◆ TEXT PASSAGE:
+===+

Defendant's Initiation of Earlier Proceeding

    It is well established that the “act of giving honest assistance and information to prosecuting authorities does not render one liable for malicious prosecution.” Williams v. Kuppenheimer Mfg. Co., 105 N.C. App. 198, 201, 412 S.E.2d 897, 900 (1992); see also Harris v. Barham, 35 N.C. App. 13, 16, 239 S.E.2d 717, 719 (1978) (“[I]t cannot be said that one who reports suspicious circumstances to the authorities thereby makes himself responsible for their subsequent action, . . . even when . . . the suspected persons are able to establish their innocence.”). “However, where 'it is unlikely there would have been a criminal prosecution of [a] plaintiff' except for the efforts of a defendant, this Court has held a genuine issue of fact existed andthe jury should consider the facts comprising the first element of malicious prosecution.” Becker v. Pierce, 168 N.C. App. 671, 675, 608 S.E.2d 825, 829 (2005) (quoting Williams, 105 N.C. App. at 201, 412 S.E.2d at 900).
    Viewing the evidence of record before this Court in the light most favorable to the nonmovant, plaintiff has met his burden with respect to this element. As in Becker and Williams, defendant provided all of the information upon which the arrest warrant, indictment, and initial prosecution were all based. Defendant's agents contacted the police and presented information tending to show that plaintiff's wife was not an employee of defendant. Without the initial contact from defendant, it is unlikely there would have been a criminal prosecution of plaintiff. Thus, a genuine issue of fact existed as to whether defendant initiated the criminal proceeding and the trial court properly submitted this issue to the jury.
Defendant's Lack of Probable Cause

    Regarding a claim for malicious prosecution,
        probable cause . . . has been properly defined as the existence of such facts and circumstances, known to the defendant at the time, as would induce a reasonable man to commence a prosecution. Whether probable cause exists is a mixed question of law and fact, but where the facts are admitted or established, the existence of probable cause is a question of law for the court.

Best, 337 N.C. at 750, 448 S.E.2d at 511 (internal citations and quotations omitted). However, “'[w]hen the facts are in dispute the question of probable cause is one of fact for the jury.'” Martin v. Parker, 150 N.C. App. 179, 182, 563 S.E.2d 216, 218 (2002) (quoting Pitts v. Village Inn Pizza, Inc., 296 N.C. 81, 87, 249 S.E.2d 375, 379 (1978)).

+===+

◆ DATA:

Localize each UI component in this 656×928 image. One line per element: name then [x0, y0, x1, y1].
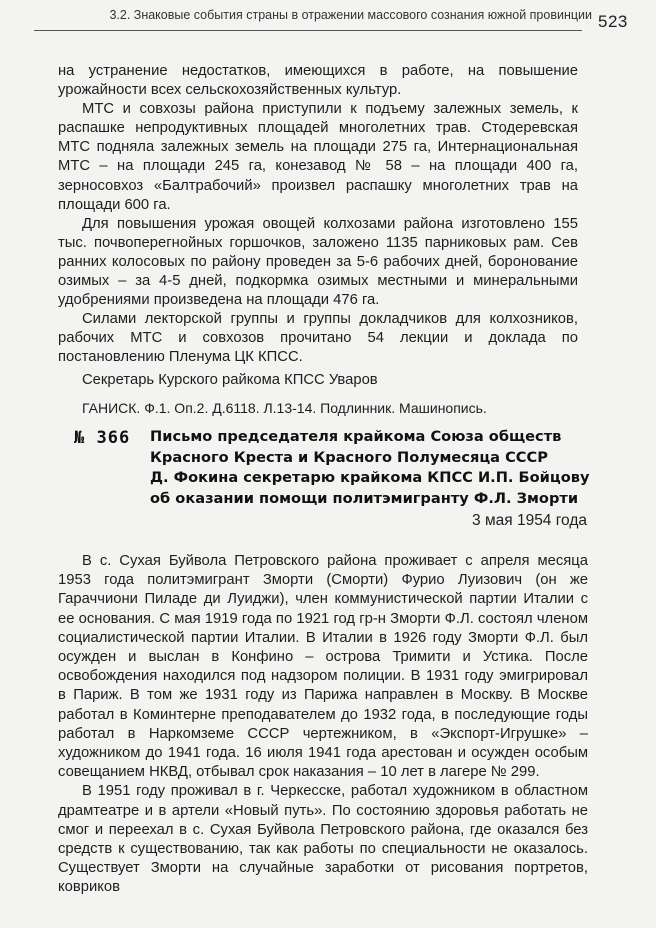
paragraph: Силами лекторской группы и группы докладчиков для колхозников, рабочих МТС и совхозов прочитано 54 лекции и доклада по постановлению Пленума ЦК КПСС. — [58, 311, 578, 366]
document-365-continuation — [58, 62, 578, 418]
running-header: 3.2. Знаковые события страны в отражении массового сознания южной провинции — [109, 8, 592, 22]
signature: Секретарь Курского райкома КПСС Уваров — [82, 371, 378, 388]
header-rule — [34, 30, 582, 31]
document-date: 3 мая 1954 года — [472, 512, 587, 529]
document-title-line: Д. Фокина секретарю крайкома КПСС И.П. Бойцову — [150, 469, 590, 486]
paragraph: В 1951 году проживал в г. Черкесске, работал художником в областном драмтеатре и в артели «Новый путь». По состоянию здоровья работать не смог и переехал в с. Сухая Буйвола Петровского района, где оказался без средств к существованию, так как работы по специальности не оказалось. Существует Зморти на случайные заработки от рисования портретов, ковриков — [58, 783, 588, 896]
document-title-line: об оказании помощи политэмигранту Ф.Л. Зморти — [150, 489, 579, 507]
paragraph: МТС и совхозы района приступили к подъему залежных земель, к распашке непродуктивных площадей многолетних трав. Стодеревская МТС подняла залежных земель на площади 275 га, Интернациональная МТС – на площади 245 га, конезавод № 58 – на площади 400 га, зерносовхоз «Балтрабочий» произвел распашку многолетних трав на площади 600 га. — [58, 101, 578, 213]
document-title-line: Красного Креста и Красного Полумесяца СССР — [150, 448, 548, 466]
paragraph: В с. Сухая Буйвола Петровского района проживает с апреля месяца 1953 года политэмигрант Зморти (Сморти) Фурио Луизович (он же Гараччиони Пиладе ди Луиджи), член коммунистической партии Италии с ее основания. С мая 1919 года по 1921 год гр-н Зморти Ф.Л. состоял членом социалистической партии Италии. В Италии в 1926 году Зморти Ф.Л. был осужден и выслан в Конфино – острова Тримити и Устика. После освобождения находился под надзором полиции. В 1931 году эмигрировал в Париж. В том же 1931 году из Парижа направлен в Москву. В Москве работал в Коминтерне преподавателем до 1932 года, в последующие годы работал в Наркомземе СССР чертежником, в «Экспорт-Игрушке» – художником до 1941 года. 16 июля 1941 года арестован и осужден особым совещанием НКВД, отбывал срок наказания – 10 лет в лагере № 299. — [58, 553, 588, 781]
archive-source: ГАНИСК. Ф.1. Оп.2. Д.6118. Л.13-14. Подлинник. Машинопись. — [82, 399, 487, 416]
paragraph: Для повышения урожая овощей колхозами района изготовлено 155 тыс. почвоперегнойных горшочков, заложено 1135 парниковых рам. Сев ранних колосовых по району проведен за 5-6 рабочих дней, боронование озимых – за 4-5 дней, подкормка озимых местными и минеральными удобрениями произведена на площади 476 га. — [58, 215, 578, 309]
page-number: 523 — [598, 12, 628, 31]
document-title — [150, 427, 590, 509]
document-number: № 366 — [74, 428, 131, 448]
document-366-body — [58, 552, 588, 898]
paragraph: на устранение недостатков, имеющихся в работе, на повышение урожайности всех сельскохозяйственных культур. — [58, 63, 578, 99]
document-title-line: Письмо председателя крайкома Союза обществ — [150, 428, 562, 445]
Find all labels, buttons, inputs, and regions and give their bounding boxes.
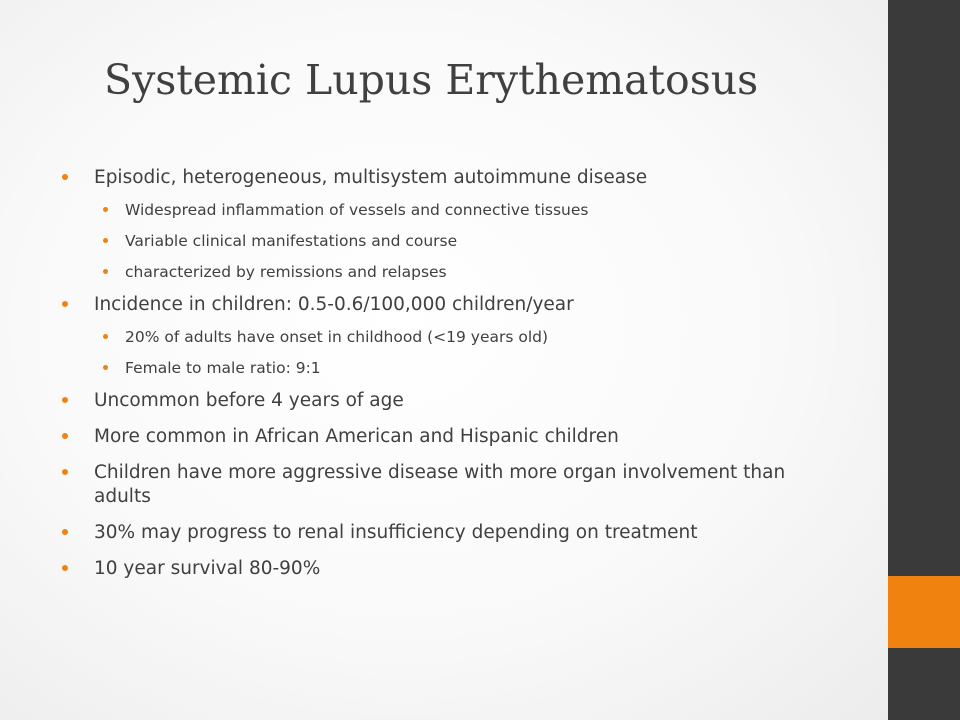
bullet-marker-icon — [62, 469, 68, 475]
bullet-marker-icon — [62, 529, 68, 535]
slide-title: Systemic Lupus Erythematosus — [104, 56, 759, 104]
sub-bullet-list — [94, 327, 814, 379]
bullet-text: Uncommon before 4 years of age — [94, 390, 404, 411]
sub-bullet-marker-icon — [103, 207, 108, 212]
bullet-text: Incidence in children: 0.5-0.6/100,000 children/year — [94, 294, 574, 315]
bullet-text: 30% may progress to renal insufficiency depending on treatment — [94, 522, 698, 543]
sub-bullet-text: Widespread inflammation of vessels and connective tissues — [125, 201, 589, 219]
sidebar-bar — [888, 0, 960, 720]
sub-bullet-marker-icon — [103, 269, 108, 274]
bullet-item — [74, 461, 814, 509]
sub-bullet-item — [94, 200, 814, 221]
bullet-marker-icon — [62, 174, 68, 180]
bullet-marker-icon — [62, 301, 68, 307]
sub-bullet-item — [94, 327, 814, 348]
bullet-item — [74, 521, 814, 545]
bullet-marker-icon — [62, 397, 68, 403]
accent-block — [888, 576, 960, 648]
bullet-item — [74, 389, 814, 413]
bullet-item — [74, 557, 814, 581]
sub-bullet-marker-icon — [103, 238, 108, 243]
sub-bullet-item — [94, 262, 814, 283]
bullet-text: Children have more aggressive disease with more organ involvement than adults — [94, 462, 786, 507]
sub-bullet-item — [94, 358, 814, 379]
bullet-marker-icon — [62, 433, 68, 439]
sub-bullet-text: Variable clinical manifestations and course — [125, 232, 458, 250]
sub-bullet-marker-icon — [103, 365, 108, 370]
sub-bullet-item — [94, 231, 814, 252]
bullet-text: Episodic, heterogeneous, multisystem autoimmune disease — [94, 167, 648, 188]
sub-bullet-text: characterized by remissions and relapses — [125, 263, 447, 281]
bullet-list — [74, 166, 814, 593]
bullet-text: More common in African American and Hispanic children — [94, 426, 619, 447]
sub-bullet-text: 20% of adults have onset in childhood (<19 years old) — [125, 328, 549, 346]
sub-bullet-marker-icon — [103, 334, 108, 339]
bullet-text: 10 year survival 80-90% — [94, 558, 321, 579]
bullet-item — [74, 425, 814, 449]
sub-bullet-text: Female to male ratio: 9:1 — [125, 359, 321, 377]
sub-bullet-list — [94, 200, 814, 283]
bullet-marker-icon — [62, 565, 68, 571]
bullet-item — [74, 293, 814, 379]
bullet-item — [74, 166, 814, 283]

+===+

◆ PROBLEMS TO SOLVE:
• 1. According to the malicious prosecution text, when is the existence of probable cause a question of law for the court?
• 2. In the malicious prosecution text, give the passage from "Defendant's Lack of" up to and including "for the court." again, but switch "reasonable man" to "reasonable person".
• 3. Proceed with the malicious prosecution text, picking up right after its final sentence.
The entries have nothing to do with the text on malicious prosecution.

◆ ANSWERS GIVEN:
• 1. When the facts are admitted or established.

• 2.
Defendant's Lack of Probable Cause

    Regarding a claim for malicious prosecution,
        probable cause . . . has been properly defined as the existence of such facts and circumstances, known to the defendant at the time, as would induce a reasonable person to commence a prosecution. Whether probable cause exists is a mixed question of law and fact, but where the facts are admitted or established, the existence of probable cause is a question of law for the court.

• 3.
    Here, the evidence establishes plaintiff's wife was an employee of defendant. Further, plaintiff produced evidence that under an agreement with White, plaintiff was permitted to charge his time working at a second restaurant to his wife. Plaintiff disclosed to Mangano his agreement with White prior to defendant's contact with the police. However, defendant chose to rely on White's investigation and assertions to substantiate its allegations of embezzlement by plaintiff.
    Defendant's allegations of embezzlement were based upon its belief that plaintiff's wife was not an employee of defendant. At trial, White admitted she informed the police that “[plaintiff's wife] was not an employee and had never worked at the premises.” Given defendant's position as the actual employer of both plaintiff and his wife, defendant was in the best position to determine whether plaintiff's wife was or was not one of its employees. Instead, defendant presented information to the police alleging plaintiff's wife was not an employee and that plaintiff was embezzling money from defendant by paying her wages. Viewing the evidence in the light most favorable to plaintiff, the trial court properly submitted to the jury the issue of whether defendant lacked probable cause to commence a prosecution because plaintiff had been given permission by one of defendant's agents to charge his time to his wife.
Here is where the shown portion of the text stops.